Exercise details:
Produce a word-for-word copy of the listing below without its pictures.

(Records)
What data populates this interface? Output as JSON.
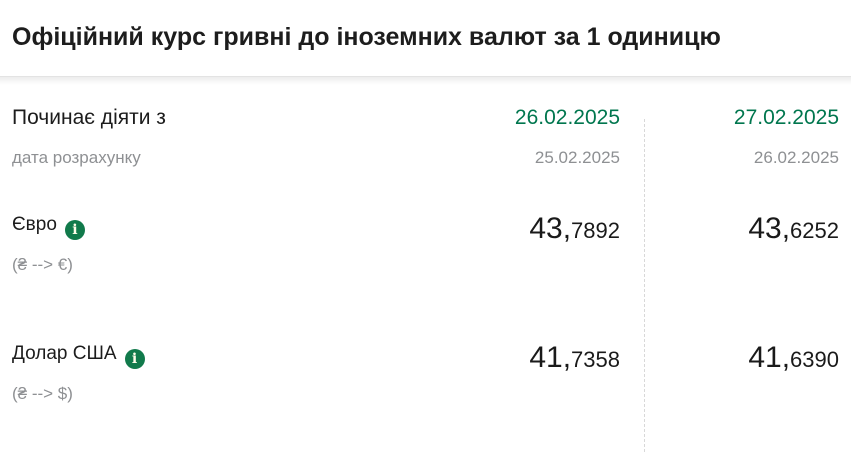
{
  "title": "Офіційний курс гривні до іноземних валют за 1 одиницю",
  "table": {
    "effective_label": "Починає діяти з",
    "calc_label": "дата розрахунку",
    "columns": [
      {
        "effective_date": "26.02.2025",
        "calc_date": "25.02.2025"
      },
      {
        "effective_date": "27.02.2025",
        "calc_date": "26.02.2025"
      }
    ],
    "rows": [
      {
        "name": "Євро",
        "pair": "(₴ --> €)",
        "values": [
          {
            "int": "43,",
            "frac": "7892"
          },
          {
            "int": "43,",
            "frac": "6252"
          }
        ]
      },
      {
        "name": "Долар США",
        "pair": "(₴ --> $)",
        "values": [
          {
            "int": "41,",
            "frac": "7358"
          },
          {
            "int": "41,",
            "frac": "6390"
          }
        ]
      }
    ]
  },
  "icons": {
    "info": "i"
  },
  "colors": {
    "accent_green": "#00764e",
    "icon_green": "#117a4b",
    "text_dark": "#1c1c1c",
    "muted_gray": "#8e9093",
    "divider_dashed": "#d8d8d8",
    "title_separator": "#e3e3e3"
  }
}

Finished task:
What data populates this interface? Output as JSON.
{
  "title": "Офіційний курс гривні до іноземних валют за 1 одиницю",
  "table": {
    "effective_label": "Починає діяти з",
    "calc_label": "дата розрахунку",
    "columns": [
      {
        "effective_date": "26.02.2025",
        "calc_date": "25.02.2025"
      },
      {
        "effective_date": "27.02.2025",
        "calc_date": "26.02.2025"
      }
    ],
    "rows": [
      {
        "name": "Євро",
        "pair": "(₴ --> €)",
        "values": [
          {
            "int": "43,",
            "frac": "7892"
          },
          {
            "int": "43,",
            "frac": "6252"
          }
        ]
      },
      {
        "name": "Долар США",
        "pair": "(₴ --> $)",
        "values": [
          {
            "int": "41,",
            "frac": "7358"
          },
          {
            "int": "41,",
            "frac": "6390"
          }
        ]
      }
    ]
  },
  "icons": {
    "info": "i"
  },
  "colors": {
    "accent_green": "#00764e",
    "icon_green": "#117a4b",
    "text_dark": "#1c1c1c",
    "muted_gray": "#8e9093",
    "divider_dashed": "#d8d8d8",
    "title_separator": "#e3e3e3"
  }
}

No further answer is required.